+++ Provided data
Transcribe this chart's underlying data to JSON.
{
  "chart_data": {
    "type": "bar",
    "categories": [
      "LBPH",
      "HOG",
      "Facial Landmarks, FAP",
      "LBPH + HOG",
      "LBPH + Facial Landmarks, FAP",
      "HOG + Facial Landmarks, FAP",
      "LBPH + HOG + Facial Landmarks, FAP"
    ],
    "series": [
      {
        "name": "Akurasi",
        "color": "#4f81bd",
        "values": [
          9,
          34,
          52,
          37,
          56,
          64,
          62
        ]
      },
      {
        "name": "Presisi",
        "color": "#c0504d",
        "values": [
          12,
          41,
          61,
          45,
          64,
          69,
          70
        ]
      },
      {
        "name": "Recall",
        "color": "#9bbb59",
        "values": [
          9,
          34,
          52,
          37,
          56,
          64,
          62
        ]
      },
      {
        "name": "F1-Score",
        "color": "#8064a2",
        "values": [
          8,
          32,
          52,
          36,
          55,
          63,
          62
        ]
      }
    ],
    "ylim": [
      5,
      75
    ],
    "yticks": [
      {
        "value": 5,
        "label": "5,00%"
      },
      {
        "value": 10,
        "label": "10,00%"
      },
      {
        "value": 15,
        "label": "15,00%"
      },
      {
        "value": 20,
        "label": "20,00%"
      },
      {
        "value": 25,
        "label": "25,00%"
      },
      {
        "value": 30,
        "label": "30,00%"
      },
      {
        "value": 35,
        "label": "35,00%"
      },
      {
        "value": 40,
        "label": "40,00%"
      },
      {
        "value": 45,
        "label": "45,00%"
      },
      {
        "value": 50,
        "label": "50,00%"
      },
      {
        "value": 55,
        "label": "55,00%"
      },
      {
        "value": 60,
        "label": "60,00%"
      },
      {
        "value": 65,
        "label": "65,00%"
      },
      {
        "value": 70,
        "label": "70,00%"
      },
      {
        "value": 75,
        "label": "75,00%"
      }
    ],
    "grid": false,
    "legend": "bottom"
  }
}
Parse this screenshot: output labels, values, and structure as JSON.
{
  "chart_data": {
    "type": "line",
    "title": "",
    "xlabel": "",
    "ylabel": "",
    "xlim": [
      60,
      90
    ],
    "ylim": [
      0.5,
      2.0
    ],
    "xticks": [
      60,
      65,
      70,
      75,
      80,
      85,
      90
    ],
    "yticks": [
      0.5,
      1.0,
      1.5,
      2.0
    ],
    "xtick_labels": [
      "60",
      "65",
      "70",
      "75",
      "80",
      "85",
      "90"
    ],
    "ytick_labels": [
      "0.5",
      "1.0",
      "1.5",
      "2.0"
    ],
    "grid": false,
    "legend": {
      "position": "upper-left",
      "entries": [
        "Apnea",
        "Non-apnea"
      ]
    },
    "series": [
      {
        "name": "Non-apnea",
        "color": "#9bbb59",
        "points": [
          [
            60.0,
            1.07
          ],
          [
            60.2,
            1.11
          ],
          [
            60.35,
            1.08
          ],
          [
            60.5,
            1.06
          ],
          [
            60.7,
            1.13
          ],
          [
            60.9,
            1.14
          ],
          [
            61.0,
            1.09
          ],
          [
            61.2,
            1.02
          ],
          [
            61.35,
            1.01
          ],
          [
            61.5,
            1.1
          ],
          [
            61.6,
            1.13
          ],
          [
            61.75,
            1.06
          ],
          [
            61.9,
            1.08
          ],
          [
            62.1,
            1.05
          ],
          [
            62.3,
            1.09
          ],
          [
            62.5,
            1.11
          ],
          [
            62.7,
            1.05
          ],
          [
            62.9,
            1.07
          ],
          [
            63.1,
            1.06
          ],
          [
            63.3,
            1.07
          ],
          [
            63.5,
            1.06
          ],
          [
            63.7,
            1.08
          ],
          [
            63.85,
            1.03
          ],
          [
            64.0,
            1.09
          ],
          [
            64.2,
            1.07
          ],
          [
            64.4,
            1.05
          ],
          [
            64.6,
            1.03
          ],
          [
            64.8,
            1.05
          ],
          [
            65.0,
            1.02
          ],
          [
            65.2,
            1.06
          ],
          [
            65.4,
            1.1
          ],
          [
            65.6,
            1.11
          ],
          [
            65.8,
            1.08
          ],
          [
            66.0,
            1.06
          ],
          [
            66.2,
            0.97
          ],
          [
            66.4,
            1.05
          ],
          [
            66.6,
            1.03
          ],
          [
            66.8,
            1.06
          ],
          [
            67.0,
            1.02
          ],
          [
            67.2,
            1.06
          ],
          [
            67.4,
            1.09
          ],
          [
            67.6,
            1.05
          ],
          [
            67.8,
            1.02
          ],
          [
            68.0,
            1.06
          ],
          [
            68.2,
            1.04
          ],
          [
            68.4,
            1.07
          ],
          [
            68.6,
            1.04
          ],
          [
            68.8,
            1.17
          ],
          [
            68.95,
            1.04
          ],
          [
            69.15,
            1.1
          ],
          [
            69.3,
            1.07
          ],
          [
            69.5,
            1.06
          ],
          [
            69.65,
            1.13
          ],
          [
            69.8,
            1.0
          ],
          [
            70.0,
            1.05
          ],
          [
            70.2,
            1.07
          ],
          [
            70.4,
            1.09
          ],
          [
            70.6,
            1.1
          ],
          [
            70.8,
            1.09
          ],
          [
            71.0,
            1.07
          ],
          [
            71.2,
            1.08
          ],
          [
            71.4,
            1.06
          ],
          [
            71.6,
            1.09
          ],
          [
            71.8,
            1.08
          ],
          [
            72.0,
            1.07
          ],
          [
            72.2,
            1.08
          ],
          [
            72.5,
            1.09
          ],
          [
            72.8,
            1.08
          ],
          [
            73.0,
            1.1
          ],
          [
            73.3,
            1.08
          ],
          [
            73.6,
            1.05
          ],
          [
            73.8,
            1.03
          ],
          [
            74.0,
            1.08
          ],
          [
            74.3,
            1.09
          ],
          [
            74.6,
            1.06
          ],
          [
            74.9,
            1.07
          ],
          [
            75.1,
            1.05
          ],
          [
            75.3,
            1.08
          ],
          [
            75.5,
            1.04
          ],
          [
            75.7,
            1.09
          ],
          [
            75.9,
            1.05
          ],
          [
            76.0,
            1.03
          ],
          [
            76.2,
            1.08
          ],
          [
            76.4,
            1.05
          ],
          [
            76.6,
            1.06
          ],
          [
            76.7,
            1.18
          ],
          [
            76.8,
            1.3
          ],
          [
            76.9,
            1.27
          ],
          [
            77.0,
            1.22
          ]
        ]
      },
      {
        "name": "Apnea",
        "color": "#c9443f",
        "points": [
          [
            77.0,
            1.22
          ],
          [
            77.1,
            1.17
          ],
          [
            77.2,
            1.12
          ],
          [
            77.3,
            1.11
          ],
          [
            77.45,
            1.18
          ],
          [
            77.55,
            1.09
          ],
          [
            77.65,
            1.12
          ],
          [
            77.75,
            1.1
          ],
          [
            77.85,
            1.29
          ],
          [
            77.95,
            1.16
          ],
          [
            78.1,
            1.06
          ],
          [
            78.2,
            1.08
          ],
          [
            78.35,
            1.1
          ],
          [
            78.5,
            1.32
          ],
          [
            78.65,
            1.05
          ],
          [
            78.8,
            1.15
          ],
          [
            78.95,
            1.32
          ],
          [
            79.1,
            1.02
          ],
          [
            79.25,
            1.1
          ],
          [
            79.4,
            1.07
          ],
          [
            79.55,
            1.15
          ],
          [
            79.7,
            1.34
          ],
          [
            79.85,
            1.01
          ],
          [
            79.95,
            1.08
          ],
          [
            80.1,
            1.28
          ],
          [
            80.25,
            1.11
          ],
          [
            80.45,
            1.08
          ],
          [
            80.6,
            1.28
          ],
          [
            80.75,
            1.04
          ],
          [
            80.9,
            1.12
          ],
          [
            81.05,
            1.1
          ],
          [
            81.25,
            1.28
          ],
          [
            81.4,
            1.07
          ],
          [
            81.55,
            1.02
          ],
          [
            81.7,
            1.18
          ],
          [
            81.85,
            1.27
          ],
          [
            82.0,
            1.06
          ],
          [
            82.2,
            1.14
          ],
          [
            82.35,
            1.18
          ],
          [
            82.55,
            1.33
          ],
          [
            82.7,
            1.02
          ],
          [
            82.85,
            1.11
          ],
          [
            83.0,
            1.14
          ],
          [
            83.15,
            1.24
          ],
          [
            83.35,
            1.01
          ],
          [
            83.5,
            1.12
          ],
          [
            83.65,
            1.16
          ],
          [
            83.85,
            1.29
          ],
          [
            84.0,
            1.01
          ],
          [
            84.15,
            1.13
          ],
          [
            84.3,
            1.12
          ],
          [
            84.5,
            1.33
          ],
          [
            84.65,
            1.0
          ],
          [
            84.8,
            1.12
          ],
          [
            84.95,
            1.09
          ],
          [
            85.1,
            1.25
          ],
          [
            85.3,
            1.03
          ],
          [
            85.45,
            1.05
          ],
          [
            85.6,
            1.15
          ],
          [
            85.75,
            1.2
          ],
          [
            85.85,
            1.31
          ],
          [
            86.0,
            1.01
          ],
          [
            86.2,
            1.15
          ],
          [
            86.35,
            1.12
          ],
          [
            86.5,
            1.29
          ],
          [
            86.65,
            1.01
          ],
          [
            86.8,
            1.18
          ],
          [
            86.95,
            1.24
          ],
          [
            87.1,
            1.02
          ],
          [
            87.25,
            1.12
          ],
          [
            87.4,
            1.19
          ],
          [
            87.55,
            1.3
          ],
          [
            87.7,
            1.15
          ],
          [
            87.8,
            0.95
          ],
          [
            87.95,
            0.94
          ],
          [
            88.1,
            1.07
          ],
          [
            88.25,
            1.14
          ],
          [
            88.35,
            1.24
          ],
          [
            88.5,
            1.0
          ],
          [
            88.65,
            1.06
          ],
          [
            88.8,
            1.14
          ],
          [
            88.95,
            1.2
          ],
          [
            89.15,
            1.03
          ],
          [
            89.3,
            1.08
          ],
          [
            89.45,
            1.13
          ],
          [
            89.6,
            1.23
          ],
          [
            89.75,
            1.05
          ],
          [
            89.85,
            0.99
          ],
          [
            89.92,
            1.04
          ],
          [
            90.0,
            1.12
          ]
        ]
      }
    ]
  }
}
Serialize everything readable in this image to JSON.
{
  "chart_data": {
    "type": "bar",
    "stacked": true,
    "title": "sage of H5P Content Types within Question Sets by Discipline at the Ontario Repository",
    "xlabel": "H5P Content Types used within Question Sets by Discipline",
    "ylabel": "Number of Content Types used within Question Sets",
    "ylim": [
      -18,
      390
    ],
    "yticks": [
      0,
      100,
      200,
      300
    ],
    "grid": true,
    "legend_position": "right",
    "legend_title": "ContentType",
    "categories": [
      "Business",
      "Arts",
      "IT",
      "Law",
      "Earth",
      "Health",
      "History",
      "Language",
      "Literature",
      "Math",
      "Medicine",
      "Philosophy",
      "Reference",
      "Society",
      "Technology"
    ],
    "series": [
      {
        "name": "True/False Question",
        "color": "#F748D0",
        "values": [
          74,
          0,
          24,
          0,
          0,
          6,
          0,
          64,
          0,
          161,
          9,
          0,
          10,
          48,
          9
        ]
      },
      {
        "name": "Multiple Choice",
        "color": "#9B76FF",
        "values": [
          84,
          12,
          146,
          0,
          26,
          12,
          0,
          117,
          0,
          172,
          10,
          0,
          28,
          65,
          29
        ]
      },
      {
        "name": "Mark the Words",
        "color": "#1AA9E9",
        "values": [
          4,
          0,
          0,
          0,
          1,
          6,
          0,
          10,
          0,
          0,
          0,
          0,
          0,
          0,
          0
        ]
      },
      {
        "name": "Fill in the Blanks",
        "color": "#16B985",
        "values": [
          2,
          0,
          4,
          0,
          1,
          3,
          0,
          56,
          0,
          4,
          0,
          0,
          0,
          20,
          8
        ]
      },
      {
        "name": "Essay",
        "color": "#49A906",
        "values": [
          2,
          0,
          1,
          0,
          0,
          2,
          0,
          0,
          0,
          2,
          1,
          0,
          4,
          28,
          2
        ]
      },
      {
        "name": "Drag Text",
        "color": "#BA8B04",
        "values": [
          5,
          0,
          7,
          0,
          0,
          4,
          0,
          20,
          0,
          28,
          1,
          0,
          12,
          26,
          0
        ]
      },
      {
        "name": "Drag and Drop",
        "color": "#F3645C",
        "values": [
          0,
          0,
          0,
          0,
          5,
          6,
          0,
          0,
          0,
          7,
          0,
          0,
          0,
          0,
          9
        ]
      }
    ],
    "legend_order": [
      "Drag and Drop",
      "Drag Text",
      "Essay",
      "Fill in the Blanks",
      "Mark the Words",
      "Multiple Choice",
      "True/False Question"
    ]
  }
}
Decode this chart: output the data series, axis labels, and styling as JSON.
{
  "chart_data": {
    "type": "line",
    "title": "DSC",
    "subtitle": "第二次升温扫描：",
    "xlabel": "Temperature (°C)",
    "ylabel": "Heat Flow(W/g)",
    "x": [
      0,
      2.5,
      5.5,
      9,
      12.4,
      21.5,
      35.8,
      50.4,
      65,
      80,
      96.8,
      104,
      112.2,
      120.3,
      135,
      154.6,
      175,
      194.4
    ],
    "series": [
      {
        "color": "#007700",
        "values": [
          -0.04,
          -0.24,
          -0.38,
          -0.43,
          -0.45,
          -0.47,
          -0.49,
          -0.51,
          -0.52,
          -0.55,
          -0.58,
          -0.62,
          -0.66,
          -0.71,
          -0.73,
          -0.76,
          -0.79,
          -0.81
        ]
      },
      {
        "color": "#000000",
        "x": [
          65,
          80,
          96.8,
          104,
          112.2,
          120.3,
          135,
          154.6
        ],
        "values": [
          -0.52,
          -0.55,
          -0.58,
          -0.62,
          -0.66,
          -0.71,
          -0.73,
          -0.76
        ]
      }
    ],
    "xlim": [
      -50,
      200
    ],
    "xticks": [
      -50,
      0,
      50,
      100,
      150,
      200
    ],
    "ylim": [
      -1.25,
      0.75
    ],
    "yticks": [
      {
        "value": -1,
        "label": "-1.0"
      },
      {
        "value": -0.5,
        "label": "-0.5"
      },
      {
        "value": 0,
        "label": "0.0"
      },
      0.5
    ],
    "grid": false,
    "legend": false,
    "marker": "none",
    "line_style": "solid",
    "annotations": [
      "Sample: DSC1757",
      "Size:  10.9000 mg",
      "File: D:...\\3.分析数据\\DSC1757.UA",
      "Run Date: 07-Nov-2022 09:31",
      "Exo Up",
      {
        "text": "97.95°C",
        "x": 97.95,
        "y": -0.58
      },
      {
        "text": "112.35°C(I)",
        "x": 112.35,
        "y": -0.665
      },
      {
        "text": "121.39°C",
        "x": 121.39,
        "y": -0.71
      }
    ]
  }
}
++++++
Only the number is needed here: how many lines of the records contain "Blanks"?

2